> _PROBLEM DETAILS_
In the data below, copy out every line from the one containing "tool-test[interactable]: ? Тест: [114, 93, 148, 129]" through the one containing "tool-board[interactable]: ✎ Доска: [151, 93, 185, 129]", inclusive, keeping each line unchanged.

[Region boundary data]
— start —

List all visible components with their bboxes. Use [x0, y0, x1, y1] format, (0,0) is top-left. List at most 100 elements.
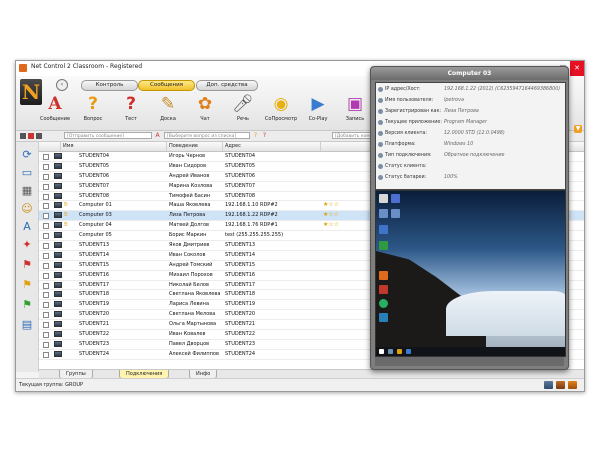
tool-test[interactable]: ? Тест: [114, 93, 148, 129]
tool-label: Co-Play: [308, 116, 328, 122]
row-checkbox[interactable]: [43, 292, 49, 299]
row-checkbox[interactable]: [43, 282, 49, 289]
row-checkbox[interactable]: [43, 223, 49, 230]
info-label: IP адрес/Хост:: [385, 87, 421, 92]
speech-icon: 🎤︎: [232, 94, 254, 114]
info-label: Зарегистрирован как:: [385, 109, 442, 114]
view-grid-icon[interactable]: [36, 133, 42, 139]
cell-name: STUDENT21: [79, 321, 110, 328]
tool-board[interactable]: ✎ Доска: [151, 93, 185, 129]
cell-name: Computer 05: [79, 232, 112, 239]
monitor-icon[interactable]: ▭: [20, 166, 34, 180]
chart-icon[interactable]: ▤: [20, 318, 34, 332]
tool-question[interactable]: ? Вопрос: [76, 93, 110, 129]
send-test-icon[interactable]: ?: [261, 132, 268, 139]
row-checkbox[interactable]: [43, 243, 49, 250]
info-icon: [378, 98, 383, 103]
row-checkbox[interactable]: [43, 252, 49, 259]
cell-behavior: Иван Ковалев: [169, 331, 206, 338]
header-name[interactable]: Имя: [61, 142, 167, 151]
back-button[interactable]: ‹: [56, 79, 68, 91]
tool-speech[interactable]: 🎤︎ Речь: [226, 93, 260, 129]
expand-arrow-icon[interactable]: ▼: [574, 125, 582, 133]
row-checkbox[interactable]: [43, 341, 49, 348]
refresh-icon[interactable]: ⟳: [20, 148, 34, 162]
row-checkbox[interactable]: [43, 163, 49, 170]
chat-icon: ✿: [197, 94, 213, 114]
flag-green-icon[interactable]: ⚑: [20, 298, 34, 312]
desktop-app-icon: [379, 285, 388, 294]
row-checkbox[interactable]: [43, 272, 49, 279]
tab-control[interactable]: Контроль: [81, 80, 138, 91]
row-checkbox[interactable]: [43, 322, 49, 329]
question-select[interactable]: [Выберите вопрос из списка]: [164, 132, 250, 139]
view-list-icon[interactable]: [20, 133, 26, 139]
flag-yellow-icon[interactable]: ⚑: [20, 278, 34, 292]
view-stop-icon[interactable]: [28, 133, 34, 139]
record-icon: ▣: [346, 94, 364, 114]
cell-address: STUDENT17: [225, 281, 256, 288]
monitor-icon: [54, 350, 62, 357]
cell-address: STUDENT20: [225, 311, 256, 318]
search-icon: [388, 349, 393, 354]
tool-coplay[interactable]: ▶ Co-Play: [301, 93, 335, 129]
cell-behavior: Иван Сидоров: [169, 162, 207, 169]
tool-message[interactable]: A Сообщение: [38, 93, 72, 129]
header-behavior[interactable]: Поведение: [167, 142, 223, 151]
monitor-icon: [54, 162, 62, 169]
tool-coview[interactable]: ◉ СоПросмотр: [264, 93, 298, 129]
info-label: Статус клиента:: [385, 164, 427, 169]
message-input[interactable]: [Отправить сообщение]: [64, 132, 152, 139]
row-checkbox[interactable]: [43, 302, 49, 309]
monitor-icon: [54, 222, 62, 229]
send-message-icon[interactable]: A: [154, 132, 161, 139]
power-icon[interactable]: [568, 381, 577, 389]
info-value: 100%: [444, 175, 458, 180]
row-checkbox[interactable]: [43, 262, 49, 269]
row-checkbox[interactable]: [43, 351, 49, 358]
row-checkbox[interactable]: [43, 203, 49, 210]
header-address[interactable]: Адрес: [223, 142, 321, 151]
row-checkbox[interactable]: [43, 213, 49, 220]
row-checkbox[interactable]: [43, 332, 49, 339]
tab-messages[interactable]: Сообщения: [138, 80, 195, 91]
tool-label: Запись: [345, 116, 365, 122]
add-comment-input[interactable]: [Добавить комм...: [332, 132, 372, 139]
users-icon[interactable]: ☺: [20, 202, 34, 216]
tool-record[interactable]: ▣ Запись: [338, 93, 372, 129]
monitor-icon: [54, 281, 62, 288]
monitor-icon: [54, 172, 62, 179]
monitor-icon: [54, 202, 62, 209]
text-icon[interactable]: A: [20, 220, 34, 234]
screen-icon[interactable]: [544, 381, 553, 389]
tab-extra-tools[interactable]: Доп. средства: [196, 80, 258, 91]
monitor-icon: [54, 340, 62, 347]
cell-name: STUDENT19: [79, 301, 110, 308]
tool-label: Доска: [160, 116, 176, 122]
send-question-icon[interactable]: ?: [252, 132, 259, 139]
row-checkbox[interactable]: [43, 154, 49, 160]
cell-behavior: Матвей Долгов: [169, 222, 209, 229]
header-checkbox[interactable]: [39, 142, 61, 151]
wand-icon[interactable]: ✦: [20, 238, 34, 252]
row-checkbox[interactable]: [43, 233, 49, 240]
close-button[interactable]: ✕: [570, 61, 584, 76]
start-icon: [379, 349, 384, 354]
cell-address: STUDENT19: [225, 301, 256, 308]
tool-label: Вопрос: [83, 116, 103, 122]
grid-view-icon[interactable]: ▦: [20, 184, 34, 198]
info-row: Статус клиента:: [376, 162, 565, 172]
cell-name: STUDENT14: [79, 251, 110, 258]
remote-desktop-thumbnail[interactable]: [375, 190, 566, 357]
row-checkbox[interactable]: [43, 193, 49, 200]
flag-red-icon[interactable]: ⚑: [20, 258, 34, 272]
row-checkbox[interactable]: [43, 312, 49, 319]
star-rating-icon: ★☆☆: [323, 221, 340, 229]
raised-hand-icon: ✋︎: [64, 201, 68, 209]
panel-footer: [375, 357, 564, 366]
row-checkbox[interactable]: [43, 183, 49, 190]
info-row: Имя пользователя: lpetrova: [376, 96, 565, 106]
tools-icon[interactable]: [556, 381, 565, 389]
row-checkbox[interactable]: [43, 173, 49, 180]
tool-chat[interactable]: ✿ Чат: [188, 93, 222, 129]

— end —

> _RESPONSE_
tool-test[interactable]: ? Тест: [114, 93, 148, 129]
tool-label: Co-Play: [308, 116, 328, 122]
row-checkbox[interactable]: [43, 292, 49, 299]
row-checkbox[interactable]: [43, 282, 49, 289]
row-checkbox[interactable]: [43, 223, 49, 230]
info-label: IP адрес/Хост:: [385, 87, 421, 92]
speech-icon: 🎤︎: [232, 94, 254, 114]
info-label: Зарегистрирован как:: [385, 109, 442, 114]
view-grid-icon[interactable]: [36, 133, 42, 139]
cell-name: STUDENT21: [79, 321, 110, 328]
tool-board[interactable]: ✎ Доска: [151, 93, 185, 129]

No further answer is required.